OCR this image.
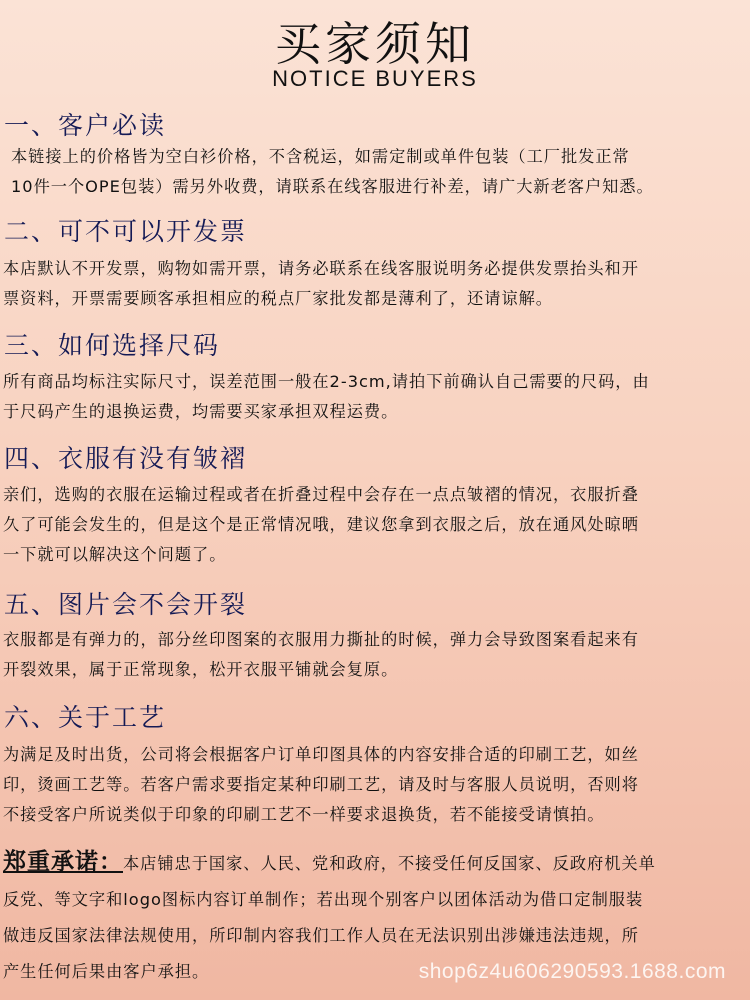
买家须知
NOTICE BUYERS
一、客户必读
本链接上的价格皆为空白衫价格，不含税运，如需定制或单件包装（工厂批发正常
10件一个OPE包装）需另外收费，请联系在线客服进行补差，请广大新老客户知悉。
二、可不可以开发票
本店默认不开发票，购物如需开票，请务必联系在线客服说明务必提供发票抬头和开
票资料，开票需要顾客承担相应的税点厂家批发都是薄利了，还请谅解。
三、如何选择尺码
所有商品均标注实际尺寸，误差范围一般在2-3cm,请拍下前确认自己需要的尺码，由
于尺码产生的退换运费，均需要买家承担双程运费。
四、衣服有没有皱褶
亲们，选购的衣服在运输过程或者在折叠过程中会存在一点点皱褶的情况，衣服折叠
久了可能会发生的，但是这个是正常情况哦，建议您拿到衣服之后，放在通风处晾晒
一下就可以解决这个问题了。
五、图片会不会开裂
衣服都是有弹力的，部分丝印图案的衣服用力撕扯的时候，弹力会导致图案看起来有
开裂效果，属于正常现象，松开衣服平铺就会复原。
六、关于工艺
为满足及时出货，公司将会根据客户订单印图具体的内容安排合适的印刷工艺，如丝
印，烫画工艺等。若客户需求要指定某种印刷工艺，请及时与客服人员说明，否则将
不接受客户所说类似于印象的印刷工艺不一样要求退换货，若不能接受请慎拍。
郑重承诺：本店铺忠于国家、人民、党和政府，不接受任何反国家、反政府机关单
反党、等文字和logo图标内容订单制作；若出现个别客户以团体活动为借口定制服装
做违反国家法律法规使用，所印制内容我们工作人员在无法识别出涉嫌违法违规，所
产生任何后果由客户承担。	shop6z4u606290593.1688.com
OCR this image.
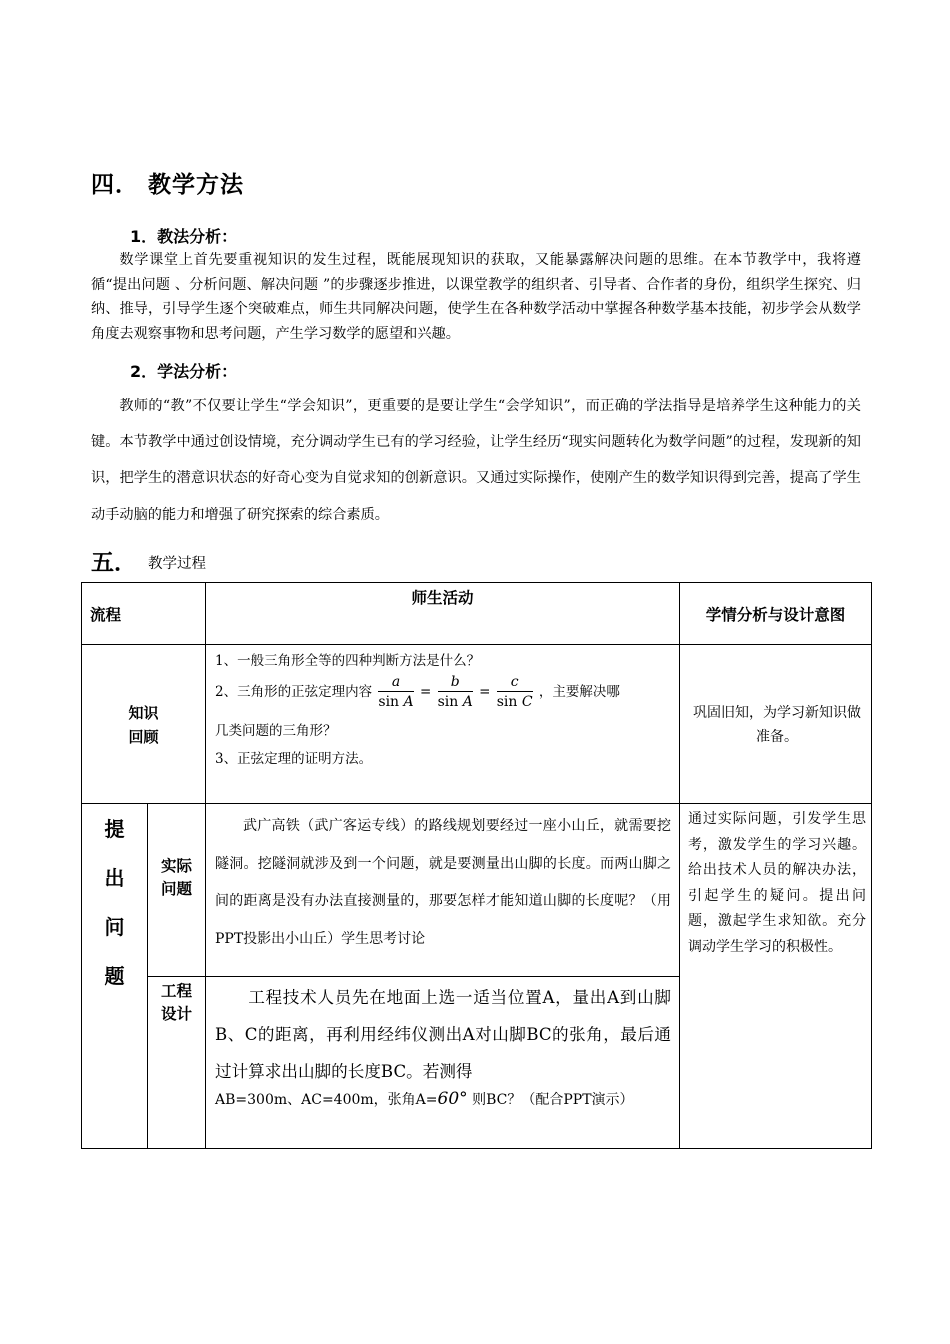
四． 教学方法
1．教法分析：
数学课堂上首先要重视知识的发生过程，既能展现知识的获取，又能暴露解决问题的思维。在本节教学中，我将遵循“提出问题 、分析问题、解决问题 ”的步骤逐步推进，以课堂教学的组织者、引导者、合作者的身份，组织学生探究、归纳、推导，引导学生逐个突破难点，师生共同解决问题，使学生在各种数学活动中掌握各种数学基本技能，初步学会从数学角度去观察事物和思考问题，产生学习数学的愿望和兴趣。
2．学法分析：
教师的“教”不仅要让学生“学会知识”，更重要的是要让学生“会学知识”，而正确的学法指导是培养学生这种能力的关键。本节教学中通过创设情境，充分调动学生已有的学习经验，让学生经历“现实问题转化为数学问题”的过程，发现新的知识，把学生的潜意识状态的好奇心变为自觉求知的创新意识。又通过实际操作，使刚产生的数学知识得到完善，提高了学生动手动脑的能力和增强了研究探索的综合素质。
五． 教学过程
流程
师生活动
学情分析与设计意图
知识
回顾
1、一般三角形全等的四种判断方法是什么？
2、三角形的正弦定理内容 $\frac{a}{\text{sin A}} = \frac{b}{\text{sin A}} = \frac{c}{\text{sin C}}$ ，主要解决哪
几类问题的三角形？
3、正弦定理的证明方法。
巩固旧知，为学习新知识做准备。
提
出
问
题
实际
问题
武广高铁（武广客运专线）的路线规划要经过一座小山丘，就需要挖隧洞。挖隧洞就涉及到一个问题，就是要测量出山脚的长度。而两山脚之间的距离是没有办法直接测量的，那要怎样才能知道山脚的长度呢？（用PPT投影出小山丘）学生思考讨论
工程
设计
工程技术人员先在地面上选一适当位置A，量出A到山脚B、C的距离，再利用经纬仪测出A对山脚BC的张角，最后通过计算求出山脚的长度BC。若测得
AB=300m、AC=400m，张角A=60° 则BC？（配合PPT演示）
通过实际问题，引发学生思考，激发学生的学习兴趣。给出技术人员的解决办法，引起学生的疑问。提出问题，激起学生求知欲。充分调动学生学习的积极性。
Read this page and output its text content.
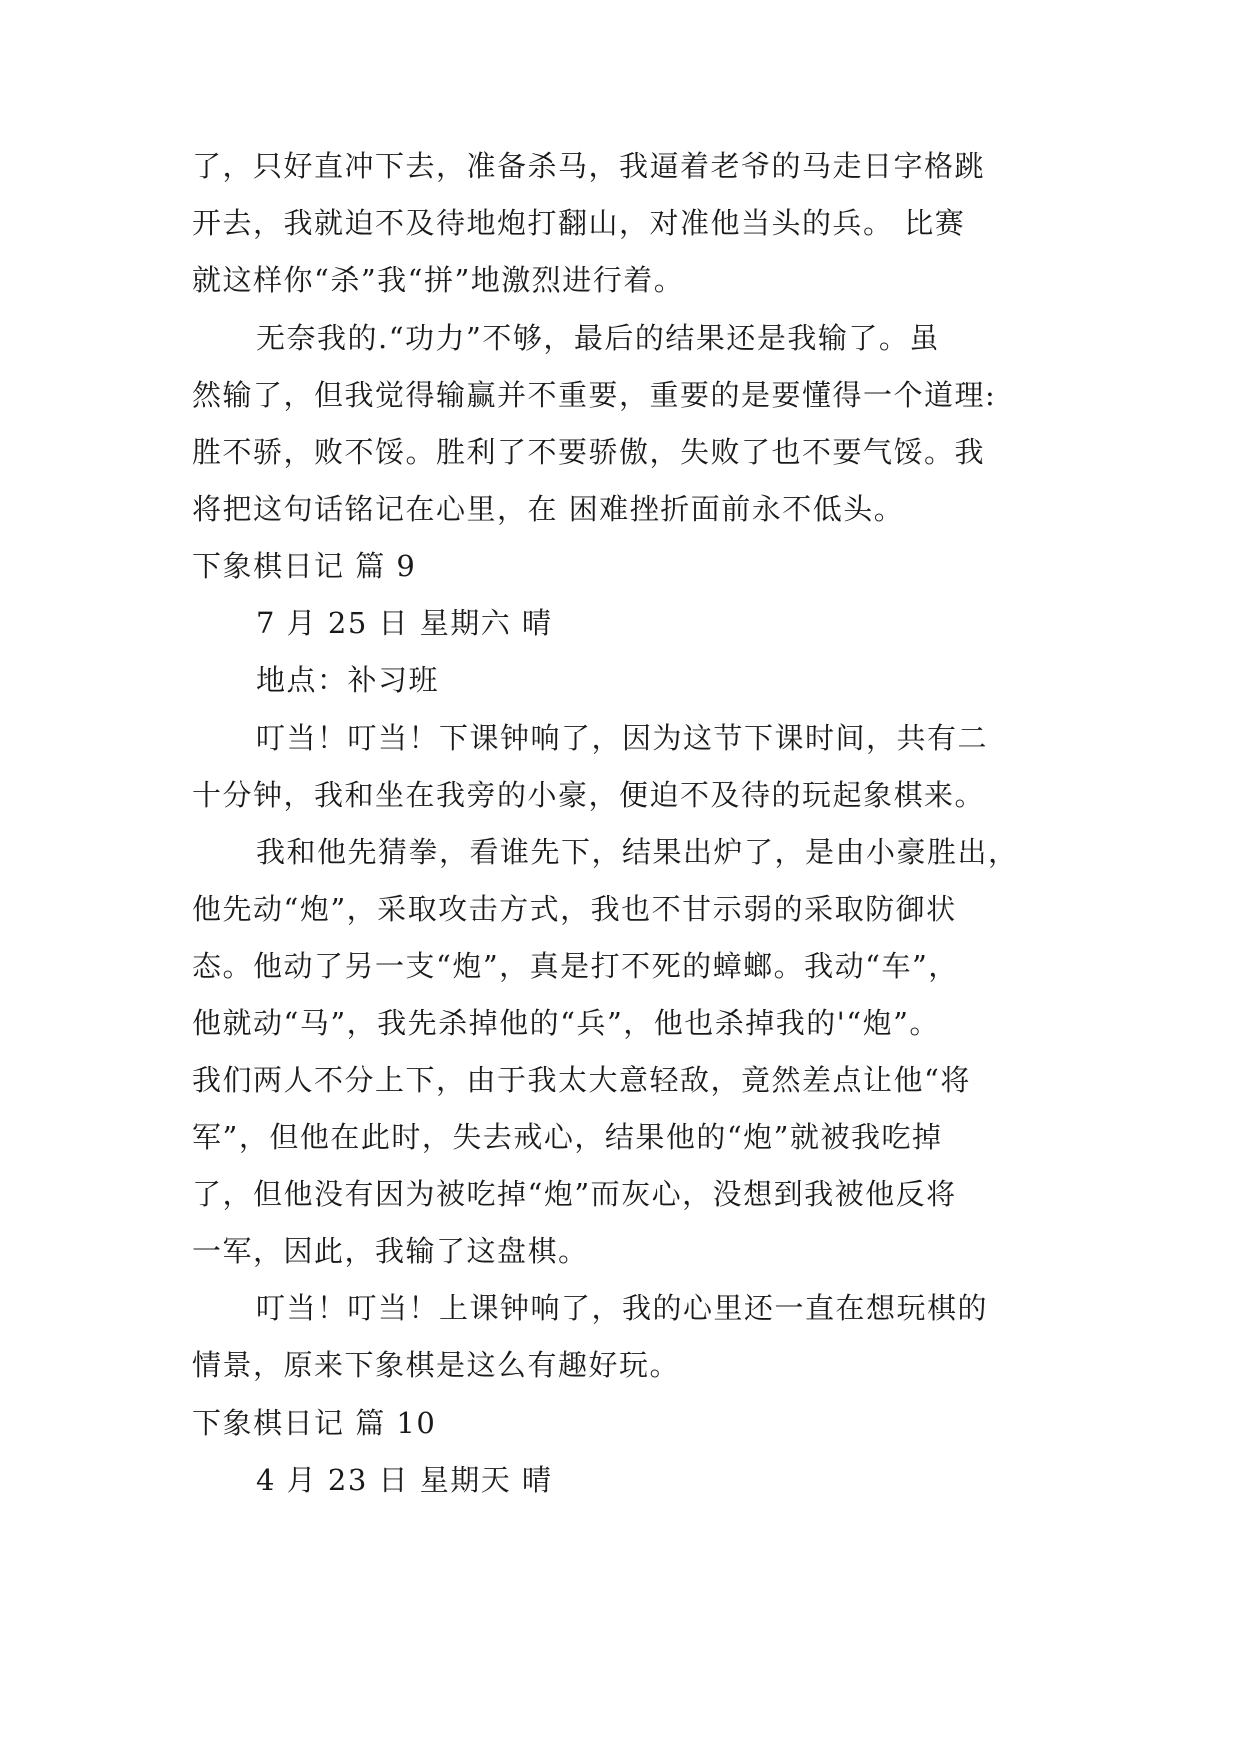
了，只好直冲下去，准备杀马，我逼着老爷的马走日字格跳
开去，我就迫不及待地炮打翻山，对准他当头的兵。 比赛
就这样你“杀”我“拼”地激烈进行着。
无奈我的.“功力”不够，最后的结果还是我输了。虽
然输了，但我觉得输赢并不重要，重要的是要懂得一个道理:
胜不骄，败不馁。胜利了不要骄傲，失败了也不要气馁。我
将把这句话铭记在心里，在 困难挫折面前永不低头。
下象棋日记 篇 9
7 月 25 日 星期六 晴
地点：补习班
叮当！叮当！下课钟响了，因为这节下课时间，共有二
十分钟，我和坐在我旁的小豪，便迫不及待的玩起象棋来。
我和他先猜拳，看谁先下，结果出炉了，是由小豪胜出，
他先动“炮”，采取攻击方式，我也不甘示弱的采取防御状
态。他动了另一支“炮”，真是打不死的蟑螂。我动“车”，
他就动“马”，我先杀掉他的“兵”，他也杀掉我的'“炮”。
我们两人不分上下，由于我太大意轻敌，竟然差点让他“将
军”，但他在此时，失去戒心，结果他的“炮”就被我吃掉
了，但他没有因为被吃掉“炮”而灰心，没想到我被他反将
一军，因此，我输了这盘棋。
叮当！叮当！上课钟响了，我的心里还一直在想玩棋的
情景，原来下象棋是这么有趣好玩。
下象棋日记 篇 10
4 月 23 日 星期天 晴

== Task ==
Read through the data and copy every line where "提出问题" shows up.

== Response ==
数学课堂上首先要重视知识的发生过程，既能展现知识的获取，又能暴露解决问题的思维。在本节教学中，我将遵循“提出问题 、分析问题、解决问题 ”的步骤逐步推进，以课堂教学的组织者、引导者、合作者的身份，组织学生探究、归纳、推导，引导学生逐个突破难点，师生共同解决问题，使学生在各种数学活动中掌握各种数学基本技能，初步学会从数学角度去观察事物和思考问题，产生学习数学的愿望和兴趣。
通过实际问题，引发学生思考，激发学生的学习兴趣。给出技术人员的解决办法，引起学生的疑问。提出问题，激起学生求知欲。充分调动学生学习的积极性。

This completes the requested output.